> EXERCISE OBJECTIVE
Would you quote every entry exactly, dropping only the pictures?

Start of RECORDS TO PROCESS

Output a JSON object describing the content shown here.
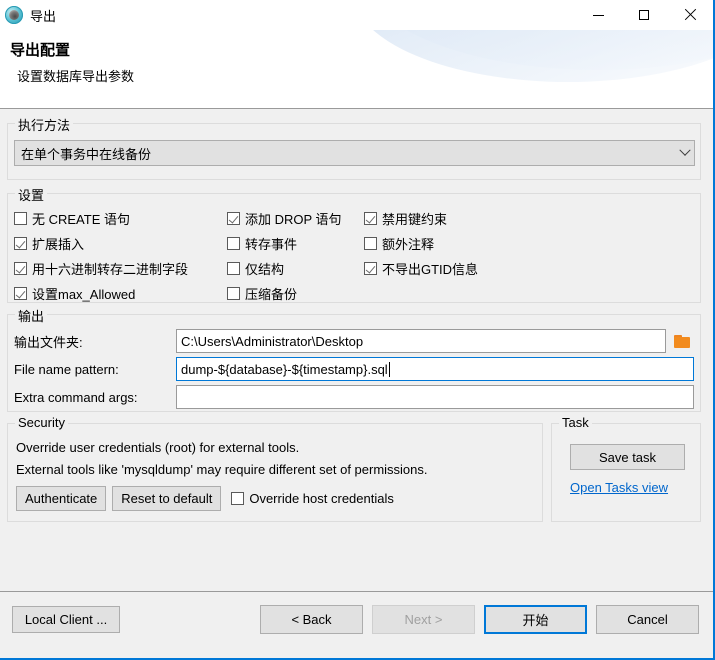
{
  "window": {
    "title": "导出",
    "app_icon": "database-app-icon",
    "caption": {
      "minimize": "minimize-icon",
      "maximize": "maximize-icon",
      "close": "close-icon"
    },
    "active_border_color": "#0078d7"
  },
  "header": {
    "title": "导出配置",
    "subtitle": "设置数据库导出参数"
  },
  "exec_method": {
    "group_title": "执行方法",
    "selected": "在单个事务中在线备份",
    "chevron": "chevron-down-icon"
  },
  "settings": {
    "group_title": "设置",
    "rows": [
      [
        {
          "label": "无 CREATE 语句",
          "checked": false
        },
        {
          "label": "添加 DROP 语句",
          "checked": true
        },
        {
          "label": "禁用键约束",
          "checked": true
        }
      ],
      [
        {
          "label": "扩展插入",
          "checked": true
        },
        {
          "label": "转存事件",
          "checked": false
        },
        {
          "label": "额外注释",
          "checked": false
        }
      ],
      [
        {
          "label": "用十六进制转存二进制字段",
          "checked": true
        },
        {
          "label": "仅结构",
          "checked": false
        },
        {
          "label": "不导出GTID信息",
          "checked": true
        }
      ],
      [
        {
          "label": "设置max_Allowed",
          "checked": true
        },
        {
          "label": "压缩备份",
          "checked": false
        },
        {
          "label": "",
          "checked": false
        }
      ]
    ]
  },
  "output": {
    "group_title": "输出",
    "folder": {
      "label": "输出文件夹:",
      "value": "C:\\Users\\Administrator\\Desktop",
      "browse_icon": "folder-icon"
    },
    "pattern": {
      "label": "File name pattern:",
      "value": "dump-${database}-${timestamp}.sql",
      "focused": true
    },
    "extra_args": {
      "label": "Extra command args:",
      "value": ""
    }
  },
  "security": {
    "group_title": "Security",
    "line1": "Override user credentials (root) for external tools.",
    "line2": "External tools like 'mysqldump' may require different set of permissions.",
    "authenticate_label": "Authenticate",
    "reset_label": "Reset to default",
    "override_checkbox": {
      "label": "Override host credentials",
      "checked": false
    }
  },
  "task": {
    "group_title": "Task",
    "save_label": "Save task",
    "open_view_label": "Open Tasks view",
    "link_color": "#0066cc"
  },
  "bottom": {
    "local_client_label": "Local Client ...",
    "back_label": "< Back",
    "next_label": "Next >",
    "next_disabled": true,
    "start_label": "开始",
    "cancel_label": "Cancel"
  }
}
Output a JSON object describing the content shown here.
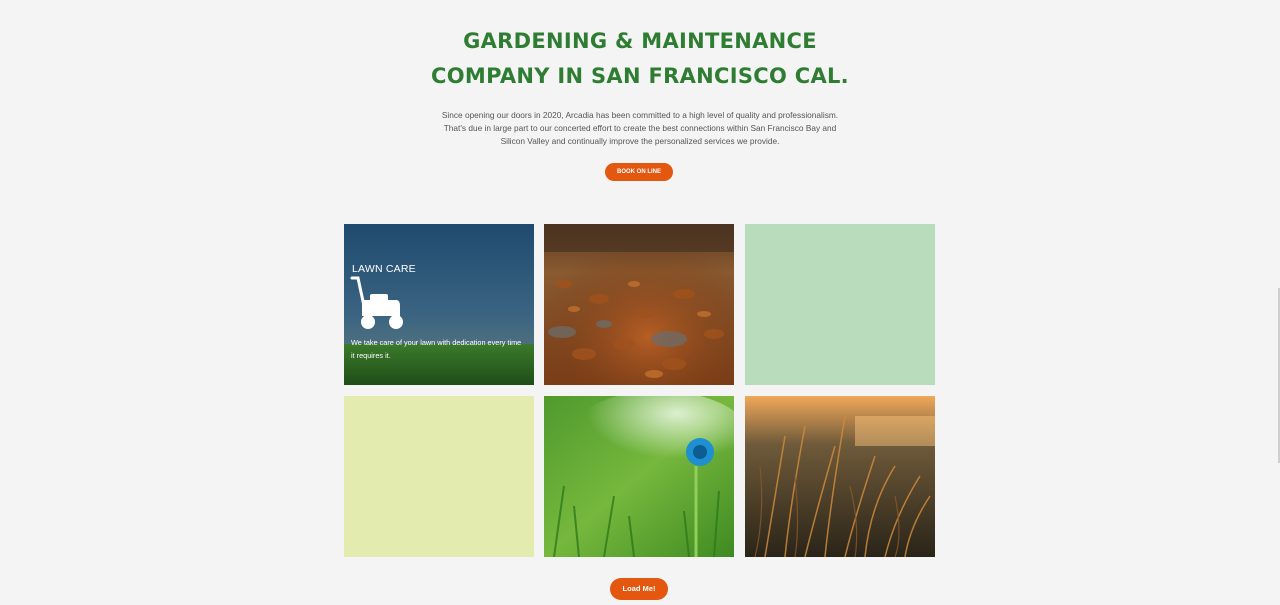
{
  "hero": {
    "title_line1": "GARDENING & MAINTENANCE",
    "title_line2": "COMPANY IN SAN FRANCISCO CAL.",
    "intro": "Since opening our doors in 2020, Arcadia has been committed to a high level of quality and professionalism. That's due in large part to our concerted effort to create the best connections within San Francisco Bay and Silicon Valley and continually improve the personalized services we provide.",
    "book_button": "BOOK ON LINE"
  },
  "tiles": [
    {
      "title": "LAWN CARE",
      "icon": "lawn-mower-icon",
      "text": "We take care of your lawn with dedication every time it requires it."
    },
    {
      "image": "autumn-leaves-path-photo"
    },
    {
      "color": "#b8dcbc"
    },
    {
      "color": "#e4ebae"
    },
    {
      "image": "sprinkler-on-grass-photo"
    },
    {
      "image": "sunset-grass-photo"
    }
  ],
  "load_button": "Load Me!",
  "colors": {
    "accent": "#e4570f",
    "title_green": "#2f7d32",
    "mint_tile": "#b8dcbc",
    "lime_tile": "#e4ebae"
  }
}
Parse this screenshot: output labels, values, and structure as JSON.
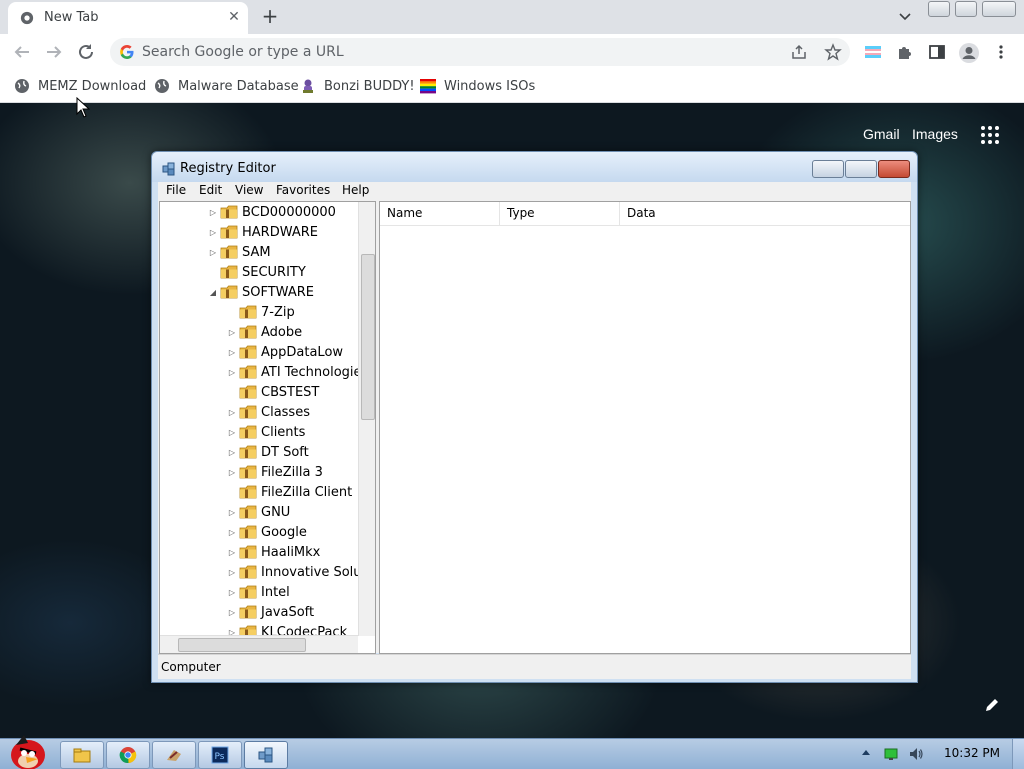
{
  "browser": {
    "tab": {
      "title": "New Tab"
    },
    "omnibox": {
      "placeholder": "Search Google or type a URL",
      "value": ""
    },
    "bookmarks": [
      {
        "label": "MEMZ Download",
        "icon": "globe-icon"
      },
      {
        "label": "Malware Database",
        "icon": "globe-icon"
      },
      {
        "label": "Bonzi BUDDY!",
        "icon": "bonzi-icon"
      },
      {
        "label": "Windows ISOs",
        "icon": "windows-flag-icon"
      }
    ]
  },
  "ntp": {
    "gmail": "Gmail",
    "images": "Images"
  },
  "regedit": {
    "title": "Registry Editor",
    "menu": [
      "File",
      "Edit",
      "View",
      "Favorites",
      "Help"
    ],
    "tree": [
      {
        "label": "BCD00000000",
        "level": 1,
        "expander": "closed"
      },
      {
        "label": "HARDWARE",
        "level": 1,
        "expander": "closed"
      },
      {
        "label": "SAM",
        "level": 1,
        "expander": "closed"
      },
      {
        "label": "SECURITY",
        "level": 1,
        "expander": "none"
      },
      {
        "label": "SOFTWARE",
        "level": 1,
        "expander": "open"
      },
      {
        "label": "7-Zip",
        "level": 2,
        "expander": "none"
      },
      {
        "label": "Adobe",
        "level": 2,
        "expander": "closed"
      },
      {
        "label": "AppDataLow",
        "level": 2,
        "expander": "closed"
      },
      {
        "label": "ATI Technologie",
        "level": 2,
        "expander": "closed"
      },
      {
        "label": "CBSTEST",
        "level": 2,
        "expander": "none"
      },
      {
        "label": "Classes",
        "level": 2,
        "expander": "closed"
      },
      {
        "label": "Clients",
        "level": 2,
        "expander": "closed"
      },
      {
        "label": "DT Soft",
        "level": 2,
        "expander": "closed"
      },
      {
        "label": "FileZilla 3",
        "level": 2,
        "expander": "closed"
      },
      {
        "label": "FileZilla Client",
        "level": 2,
        "expander": "none"
      },
      {
        "label": "GNU",
        "level": 2,
        "expander": "closed"
      },
      {
        "label": "Google",
        "level": 2,
        "expander": "closed"
      },
      {
        "label": "HaaliMkx",
        "level": 2,
        "expander": "closed"
      },
      {
        "label": "Innovative Soluti",
        "level": 2,
        "expander": "closed"
      },
      {
        "label": "Intel",
        "level": 2,
        "expander": "closed"
      },
      {
        "label": "JavaSoft",
        "level": 2,
        "expander": "closed"
      },
      {
        "label": "KLCodecPack",
        "level": 2,
        "expander": "closed"
      }
    ],
    "columns": [
      "Name",
      "Type",
      "Data"
    ],
    "status": "Computer"
  },
  "taskbar": {
    "buttons": [
      "explorer-icon",
      "chrome-icon",
      "app-icon",
      "photoshop-icon",
      "regedit-icon"
    ],
    "clock": "10:32 PM"
  }
}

End of RECORDS TO PROCESS

> FINISHED TASK
Output a JSON object describing the content shown here.
{
  "window": {
    "title": "导出",
    "app_icon": "database-app-icon",
    "caption": {
      "minimize": "minimize-icon",
      "maximize": "maximize-icon",
      "close": "close-icon"
    },
    "active_border_color": "#0078d7"
  },
  "header": {
    "title": "导出配置",
    "subtitle": "设置数据库导出参数"
  },
  "exec_method": {
    "group_title": "执行方法",
    "selected": "在单个事务中在线备份",
    "chevron": "chevron-down-icon"
  },
  "settings": {
    "group_title": "设置",
    "rows": [
      [
        {
          "label": "无 CREATE 语句",
          "checked": false
        },
        {
          "label": "添加 DROP 语句",
          "checked": true
        },
        {
          "label": "禁用键约束",
          "checked": true
        }
      ],
      [
        {
          "label": "扩展插入",
          "checked": true
        },
        {
          "label": "转存事件",
          "checked": false
        },
        {
          "label": "额外注释",
          "checked": false
        }
      ],
      [
        {
          "label": "用十六进制转存二进制字段",
          "checked": true
        },
        {
          "label": "仅结构",
          "checked": false
        },
        {
          "label": "不导出GTID信息",
          "checked": true
        }
      ],
      [
        {
          "label": "设置max_Allowed",
          "checked": true
        },
        {
          "label": "压缩备份",
          "checked": false
        },
        {
          "label": "",
          "checked": false
        }
      ]
    ]
  },
  "output": {
    "group_title": "输出",
    "folder": {
      "label": "输出文件夹:",
      "value": "C:\\Users\\Administrator\\Desktop",
      "browse_icon": "folder-icon"
    },
    "pattern": {
      "label": "File name pattern:",
      "value": "dump-${database}-${timestamp}.sql",
      "focused": true
    },
    "extra_args": {
      "label": "Extra command args:",
      "value": ""
    }
  },
  "security": {
    "group_title": "Security",
    "line1": "Override user credentials (root) for external tools.",
    "line2": "External tools like 'mysqldump' may require different set of permissions.",
    "authenticate_label": "Authenticate",
    "reset_label": "Reset to default",
    "override_checkbox": {
      "label": "Override host credentials",
      "checked": false
    }
  },
  "task": {
    "group_title": "Task",
    "save_label": "Save task",
    "open_view_label": "Open Tasks view",
    "link_color": "#0066cc"
  },
  "bottom": {
    "local_client_label": "Local Client ...",
    "back_label": "< Back",
    "next_label": "Next >",
    "next_disabled": true,
    "start_label": "开始",
    "cancel_label": "Cancel"
  }
}
Output a JSON object describing the content shown here.
{
  "hero": {
    "title_line1": "GARDENING & MAINTENANCE",
    "title_line2": "COMPANY IN SAN FRANCISCO CAL.",
    "intro": "Since opening our doors in 2020, Arcadia has been committed to a high level of quality and professionalism. That's due in large part to our concerted effort to create the best connections within San Francisco Bay and Silicon Valley and continually improve the personalized services we provide.",
    "book_button": "BOOK ON LINE"
  },
  "tiles": [
    {
      "title": "LAWN CARE",
      "icon": "lawn-mower-icon",
      "text": "We take care of your lawn with dedication every time it requires it."
    },
    {
      "image": "autumn-leaves-path-photo"
    },
    {
      "color": "#b8dcbc"
    },
    {
      "color": "#e4ebae"
    },
    {
      "image": "sprinkler-on-grass-photo"
    },
    {
      "image": "sunset-grass-photo"
    }
  ],
  "load_button": "Load Me!",
  "colors": {
    "accent": "#e4570f",
    "title_green": "#2f7d32",
    "mint_tile": "#b8dcbc",
    "lime_tile": "#e4ebae"
  }
}
Parse this screenshot: output labels, values, and structure as JSON.
{
  "browser": {
    "tab": {
      "title": "New Tab"
    },
    "omnibox": {
      "placeholder": "Search Google or type a URL",
      "value": ""
    },
    "bookmarks": [
      {
        "label": "MEMZ Download",
        "icon": "globe-icon"
      },
      {
        "label": "Malware Database",
        "icon": "globe-icon"
      },
      {
        "label": "Bonzi BUDDY!",
        "icon": "bonzi-icon"
      },
      {
        "label": "Windows ISOs",
        "icon": "windows-flag-icon"
      }
    ]
  },
  "ntp": {
    "gmail": "Gmail",
    "images": "Images"
  },
  "regedit": {
    "title": "Registry Editor",
    "menu": [
      "File",
      "Edit",
      "View",
      "Favorites",
      "Help"
    ],
    "tree": [
      {
        "label": "BCD00000000",
        "level": 1,
        "expander": "closed"
      },
      {
        "label": "HARDWARE",
        "level": 1,
        "expander": "closed"
      },
      {
        "label": "SAM",
        "level": 1,
        "expander": "closed"
      },
      {
        "label": "SECURITY",
        "level": 1,
        "expander": "none"
      },
      {
        "label": "SOFTWARE",
        "level": 1,
        "expander": "open"
      },
      {
        "label": "7-Zip",
        "level": 2,
        "expander": "none"
      },
      {
        "label": "Adobe",
        "level": 2,
        "expander": "closed"
      },
      {
        "label": "AppDataLow",
        "level": 2,
        "expander": "closed"
      },
      {
        "label": "ATI Technologie",
        "level": 2,
        "expander": "closed"
      },
      {
        "label": "CBSTEST",
        "level": 2,
        "expander": "none"
      },
      {
        "label": "Classes",
        "level": 2,
        "expander": "closed"
      },
      {
        "label": "Clients",
        "level": 2,
        "expander": "closed"
      },
      {
        "label": "DT Soft",
        "level": 2,
        "expander": "closed"
      },
      {
        "label": "FileZilla 3",
        "level": 2,
        "expander": "closed"
      },
      {
        "label": "FileZilla Client",
        "level": 2,
        "expander": "none"
      },
      {
        "label": "GNU",
        "level": 2,
        "expander": "closed"
      },
      {
        "label": "Google",
        "level": 2,
        "expander": "closed"
      },
      {
        "label": "HaaliMkx",
        "level": 2,
        "expander": "closed"
      },
      {
        "label": "Innovative Soluti",
        "level": 2,
        "expander": "closed"
      },
      {
        "label": "Intel",
        "level": 2,
        "expander": "closed"
      },
      {
        "label": "JavaSoft",
        "level": 2,
        "expander": "closed"
      },
      {
        "label": "KLCodecPack",
        "level": 2,
        "expander": "closed"
      }
    ],
    "columns": [
      "Name",
      "Type",
      "Data"
    ],
    "status": "Computer"
  },
  "taskbar": {
    "buttons": [
      "explorer-icon",
      "chrome-icon",
      "app-icon",
      "photoshop-icon",
      "regedit-icon"
    ],
    "clock": "10:32 PM"
  }
}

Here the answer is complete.